WHAT THE TASK REQUIRES — Tally the lines in the records underneath that contain the string "this", and state the figure by itself.

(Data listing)
[Start]
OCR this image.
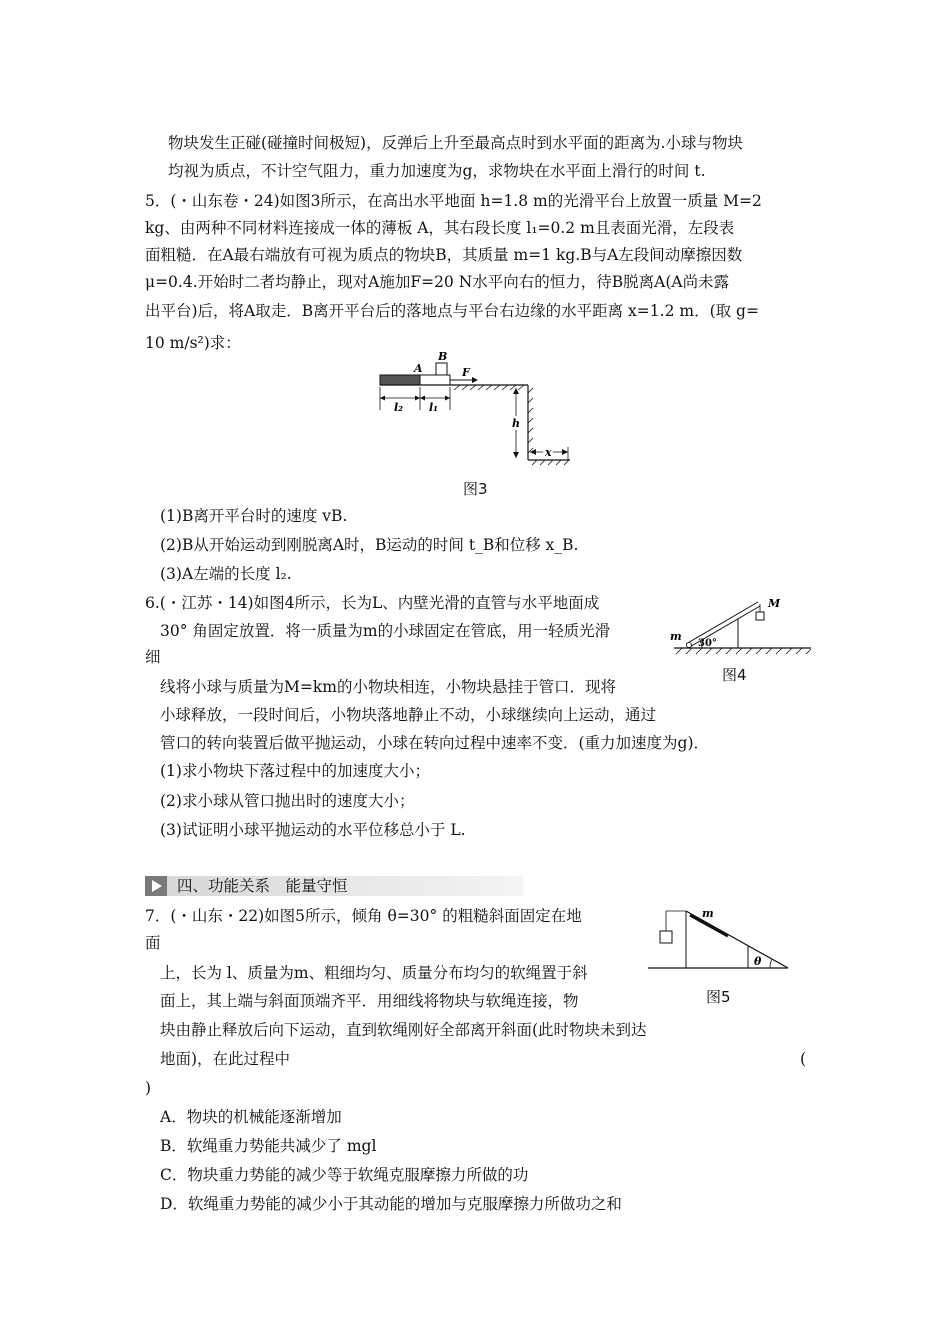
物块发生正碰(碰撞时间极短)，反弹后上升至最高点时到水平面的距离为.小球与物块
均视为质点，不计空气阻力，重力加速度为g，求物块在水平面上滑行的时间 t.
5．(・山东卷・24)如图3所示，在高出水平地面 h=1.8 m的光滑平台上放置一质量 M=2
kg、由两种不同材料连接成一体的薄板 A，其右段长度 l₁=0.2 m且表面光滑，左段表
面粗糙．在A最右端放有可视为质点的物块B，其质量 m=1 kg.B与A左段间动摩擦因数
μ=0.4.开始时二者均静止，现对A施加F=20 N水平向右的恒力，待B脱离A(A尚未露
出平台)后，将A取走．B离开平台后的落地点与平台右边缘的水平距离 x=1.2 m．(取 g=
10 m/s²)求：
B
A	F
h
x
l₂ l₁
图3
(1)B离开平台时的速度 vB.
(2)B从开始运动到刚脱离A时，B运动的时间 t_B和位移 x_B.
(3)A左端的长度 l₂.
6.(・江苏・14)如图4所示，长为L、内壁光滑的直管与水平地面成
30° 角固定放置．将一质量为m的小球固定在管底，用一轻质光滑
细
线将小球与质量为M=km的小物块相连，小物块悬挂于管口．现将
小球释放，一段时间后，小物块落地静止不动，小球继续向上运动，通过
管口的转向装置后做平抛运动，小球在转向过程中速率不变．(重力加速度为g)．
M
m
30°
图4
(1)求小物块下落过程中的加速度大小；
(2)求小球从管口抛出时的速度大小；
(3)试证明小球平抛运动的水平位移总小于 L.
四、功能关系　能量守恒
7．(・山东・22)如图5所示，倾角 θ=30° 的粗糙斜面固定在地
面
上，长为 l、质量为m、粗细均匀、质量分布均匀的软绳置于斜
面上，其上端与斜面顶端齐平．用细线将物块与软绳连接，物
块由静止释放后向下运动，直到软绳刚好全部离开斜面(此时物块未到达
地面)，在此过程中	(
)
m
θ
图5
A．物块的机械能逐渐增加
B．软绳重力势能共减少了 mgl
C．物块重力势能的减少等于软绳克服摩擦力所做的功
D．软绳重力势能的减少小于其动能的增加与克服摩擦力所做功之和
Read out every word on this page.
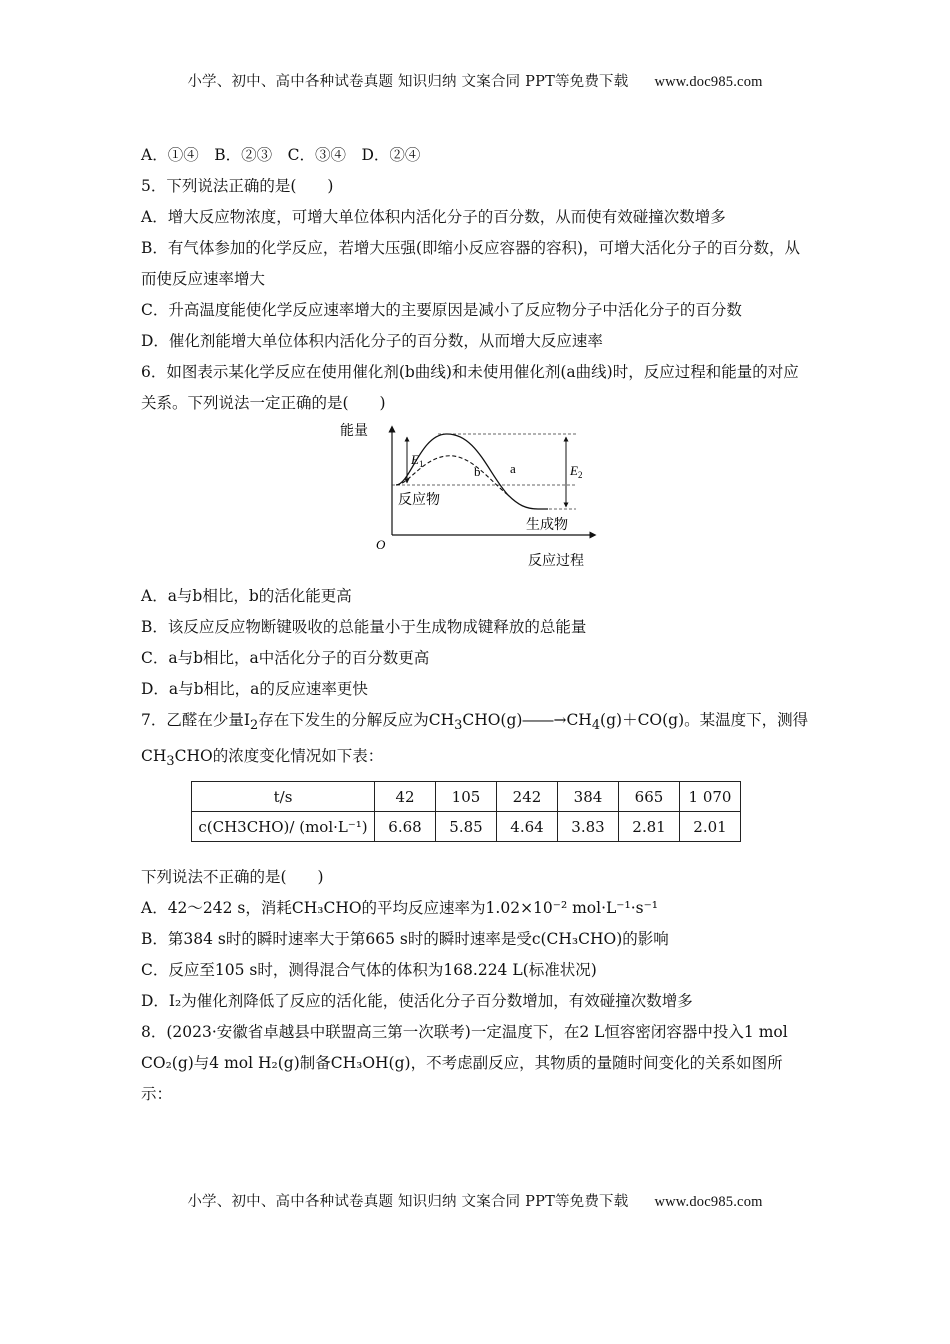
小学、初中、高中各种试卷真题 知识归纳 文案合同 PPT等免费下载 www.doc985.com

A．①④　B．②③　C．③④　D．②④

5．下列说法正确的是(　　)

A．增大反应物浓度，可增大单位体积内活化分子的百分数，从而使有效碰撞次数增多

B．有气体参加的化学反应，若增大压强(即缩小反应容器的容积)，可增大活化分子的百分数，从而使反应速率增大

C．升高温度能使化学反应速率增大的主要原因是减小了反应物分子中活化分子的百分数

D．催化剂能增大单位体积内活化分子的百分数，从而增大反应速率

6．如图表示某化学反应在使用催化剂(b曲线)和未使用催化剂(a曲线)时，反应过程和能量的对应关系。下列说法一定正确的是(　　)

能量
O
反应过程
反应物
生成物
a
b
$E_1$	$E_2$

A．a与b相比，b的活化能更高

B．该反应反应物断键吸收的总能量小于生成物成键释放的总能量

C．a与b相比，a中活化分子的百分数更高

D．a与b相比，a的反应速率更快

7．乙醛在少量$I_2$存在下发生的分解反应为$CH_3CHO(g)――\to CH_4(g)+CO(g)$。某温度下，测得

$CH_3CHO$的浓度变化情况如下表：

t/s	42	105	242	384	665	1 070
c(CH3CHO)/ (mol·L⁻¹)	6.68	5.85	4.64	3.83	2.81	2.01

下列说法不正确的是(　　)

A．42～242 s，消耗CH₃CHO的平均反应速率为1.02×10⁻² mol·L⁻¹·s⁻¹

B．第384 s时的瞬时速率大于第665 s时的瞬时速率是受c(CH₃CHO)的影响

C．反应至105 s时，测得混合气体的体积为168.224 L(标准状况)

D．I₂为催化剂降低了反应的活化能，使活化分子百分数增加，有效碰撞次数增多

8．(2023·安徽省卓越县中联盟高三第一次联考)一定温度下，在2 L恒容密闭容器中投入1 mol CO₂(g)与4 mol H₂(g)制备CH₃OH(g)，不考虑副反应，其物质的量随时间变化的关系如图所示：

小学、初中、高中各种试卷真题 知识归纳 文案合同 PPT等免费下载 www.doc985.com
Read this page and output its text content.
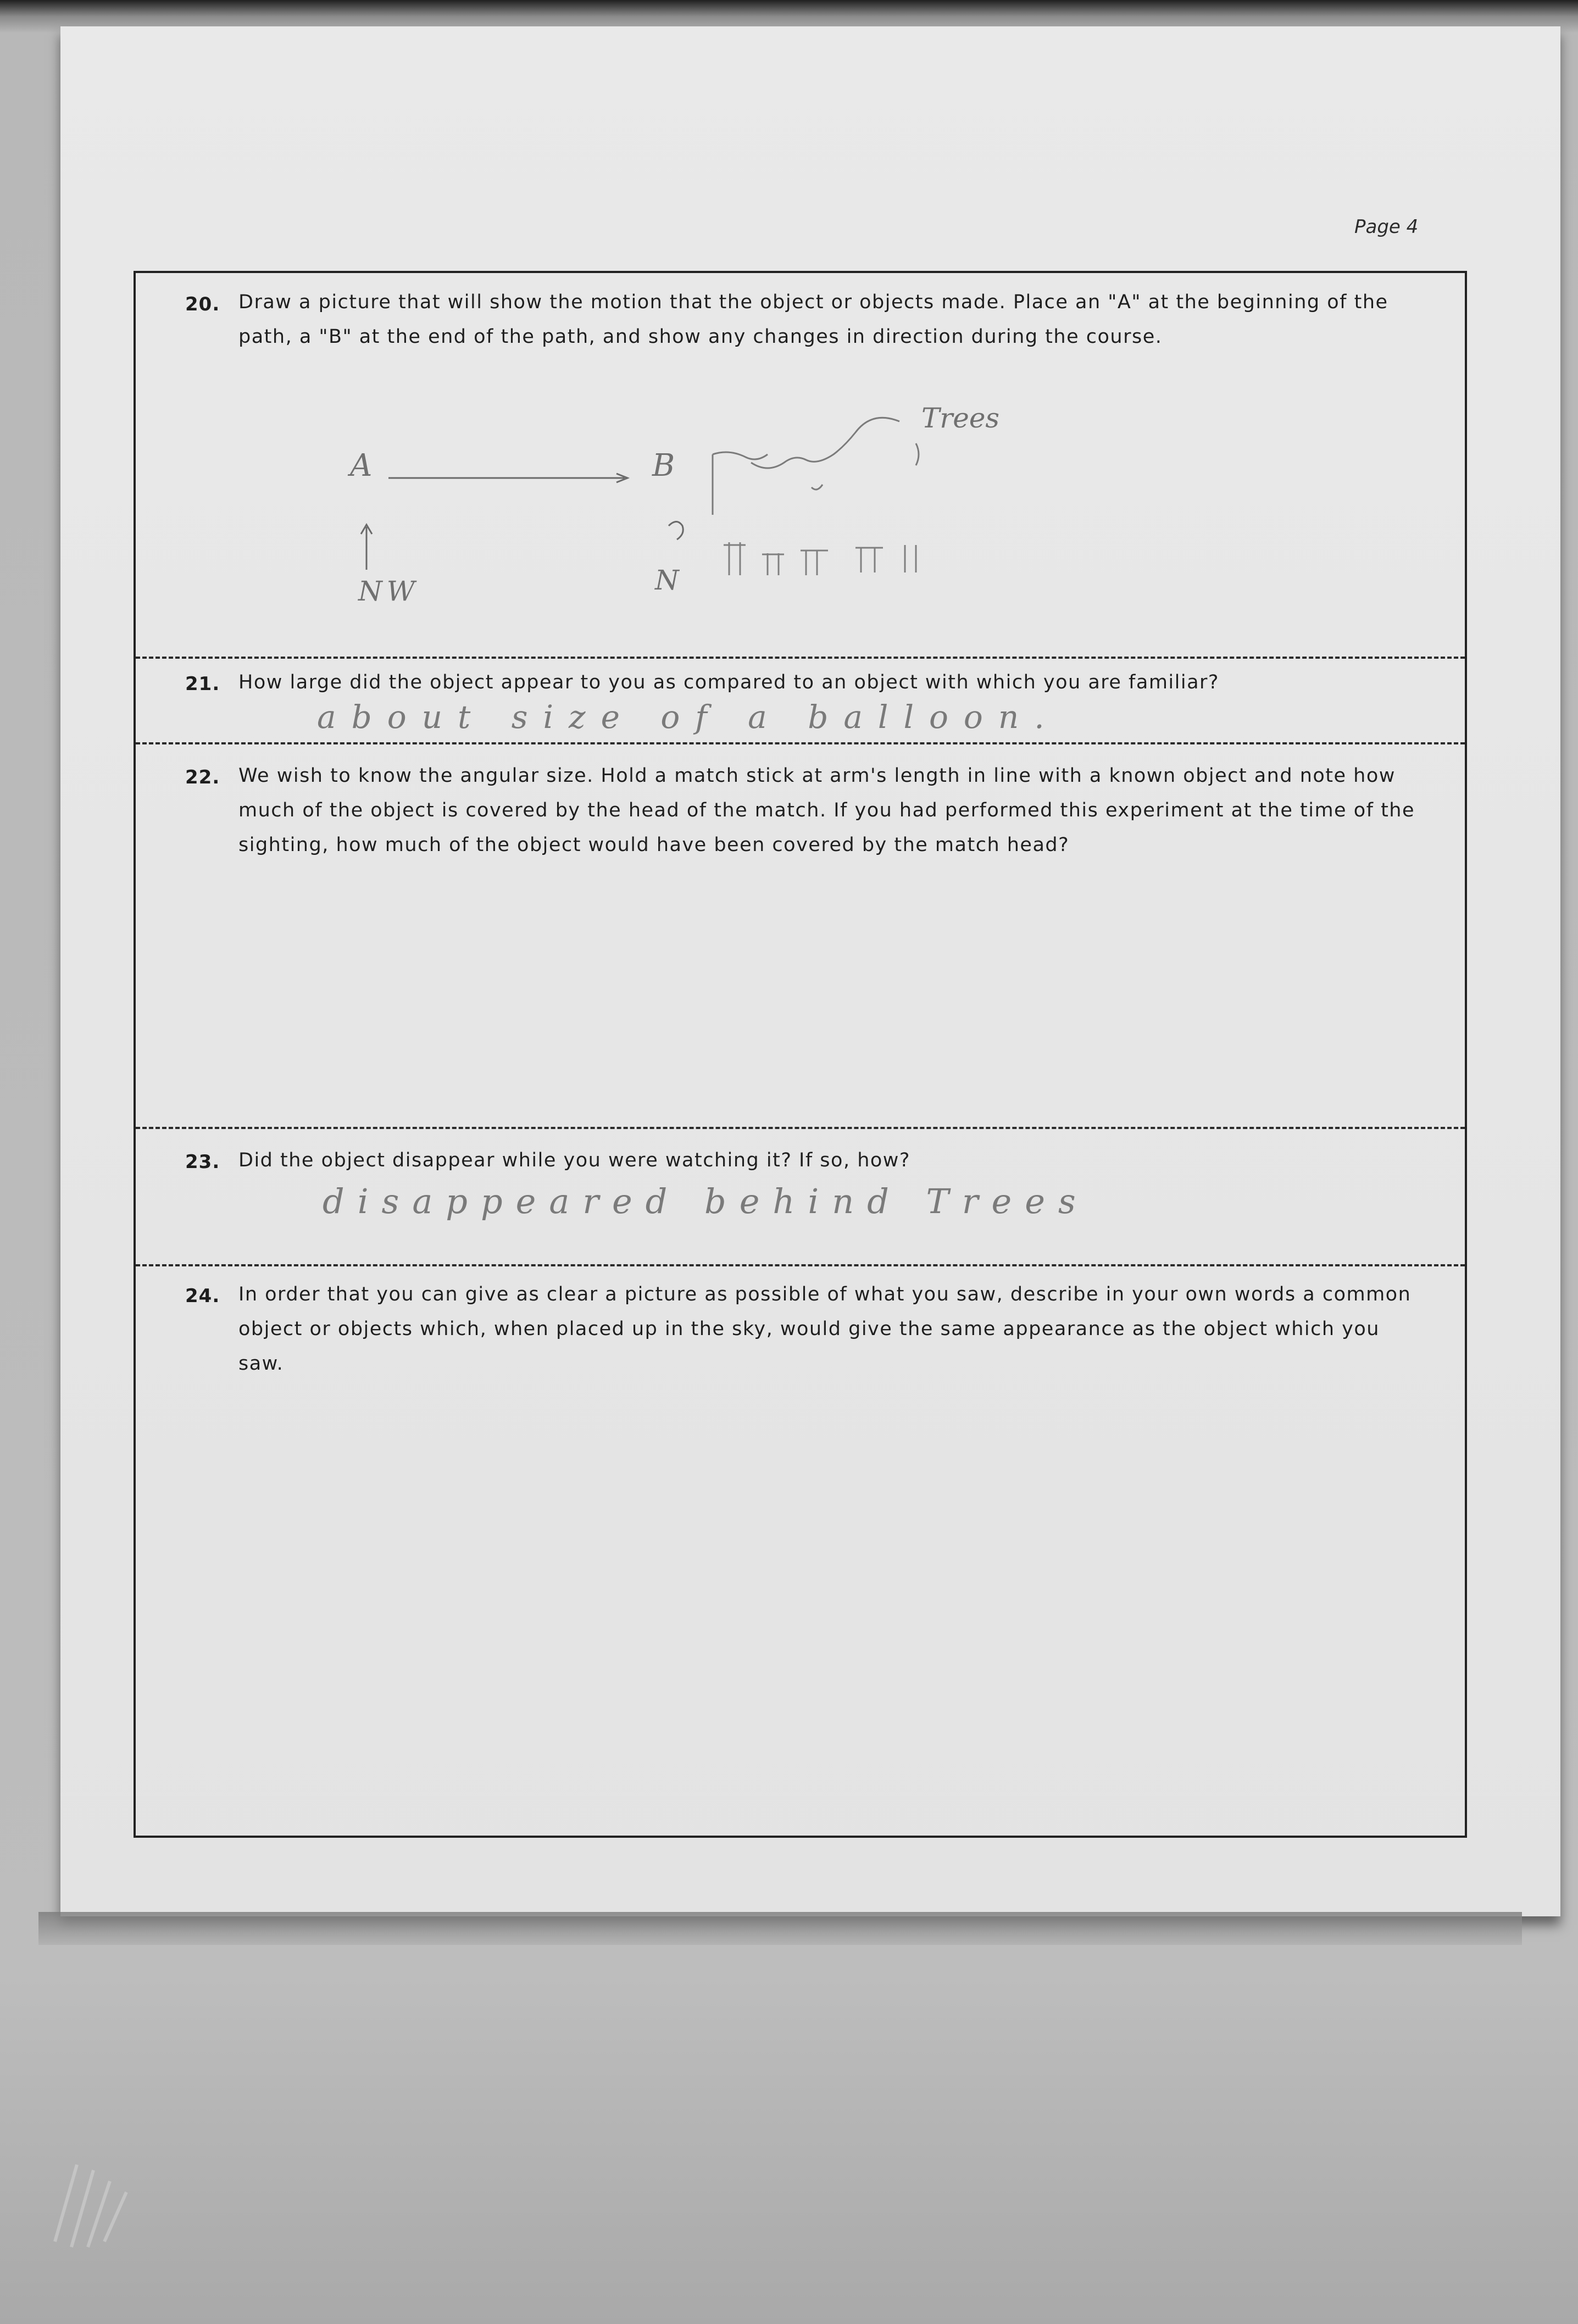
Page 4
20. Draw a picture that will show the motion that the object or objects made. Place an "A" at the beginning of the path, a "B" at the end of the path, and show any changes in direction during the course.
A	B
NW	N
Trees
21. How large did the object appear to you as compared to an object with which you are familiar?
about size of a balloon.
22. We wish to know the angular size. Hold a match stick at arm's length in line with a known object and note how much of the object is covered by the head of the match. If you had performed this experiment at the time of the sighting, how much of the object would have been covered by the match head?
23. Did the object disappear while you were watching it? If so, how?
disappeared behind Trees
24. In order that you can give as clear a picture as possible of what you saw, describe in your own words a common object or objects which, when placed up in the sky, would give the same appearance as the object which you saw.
[End]
RESULT BELOW — 4